Retype the records below exactly as they appear.

EXERCISE MATERIAL:
============================================================

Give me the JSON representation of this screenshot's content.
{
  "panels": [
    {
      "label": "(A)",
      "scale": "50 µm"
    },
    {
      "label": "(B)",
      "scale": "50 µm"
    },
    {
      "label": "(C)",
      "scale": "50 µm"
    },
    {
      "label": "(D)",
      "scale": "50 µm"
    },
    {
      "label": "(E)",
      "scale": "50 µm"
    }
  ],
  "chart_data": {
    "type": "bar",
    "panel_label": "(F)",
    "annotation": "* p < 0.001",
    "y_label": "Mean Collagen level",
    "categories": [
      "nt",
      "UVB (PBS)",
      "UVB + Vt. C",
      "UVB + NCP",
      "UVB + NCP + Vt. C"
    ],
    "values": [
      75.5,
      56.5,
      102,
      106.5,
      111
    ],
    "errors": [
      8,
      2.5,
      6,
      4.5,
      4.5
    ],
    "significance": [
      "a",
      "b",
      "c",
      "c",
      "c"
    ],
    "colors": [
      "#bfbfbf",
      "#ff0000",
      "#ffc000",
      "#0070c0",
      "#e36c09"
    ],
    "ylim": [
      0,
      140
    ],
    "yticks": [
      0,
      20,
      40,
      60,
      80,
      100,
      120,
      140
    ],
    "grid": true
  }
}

============================================================

REPLY TO THE TASK:
Give me the JSON representation of this screenshot's content.
{
  "panels": [
    {
      "label": "(A)",
      "scale": "50 µm"
    },
    {
      "label": "(B)",
      "scale": "50 µm"
    },
    {
      "label": "(C)",
      "scale": "50 µm"
    },
    {
      "label": "(D)",
      "scale": "50 µm"
    },
    {
      "label": "(E)",
      "scale": "50 µm"
    }
  ],
  "chart_data": {
    "type": "bar",
    "panel_label": "(F)",
    "annotation": "* p < 0.001",
    "y_label": "Mean Collagen level",
    "categories": [
      "nt",
      "UVB (PBS)",
      "UVB + Vt. C",
      "UVB + NCP",
      "UVB + NCP + Vt. C"
    ],
    "values": [
      75.5,
      56.5,
      102,
      106.5,
      111
    ],
    "errors": [
      8,
      2.5,
      6,
      4.5,
      4.5
    ],
    "significance": [
      "a",
      "b",
      "c",
      "c",
      "c"
    ],
    "colors": [
      "#bfbfbf",
      "#ff0000",
      "#ffc000",
      "#0070c0",
      "#e36c09"
    ],
    "ylim": [
      0,
      140
    ],
    "yticks": [
      0,
      20,
      40,
      60,
      80,
      100,
      120,
      140
    ],
    "grid": true
  }
}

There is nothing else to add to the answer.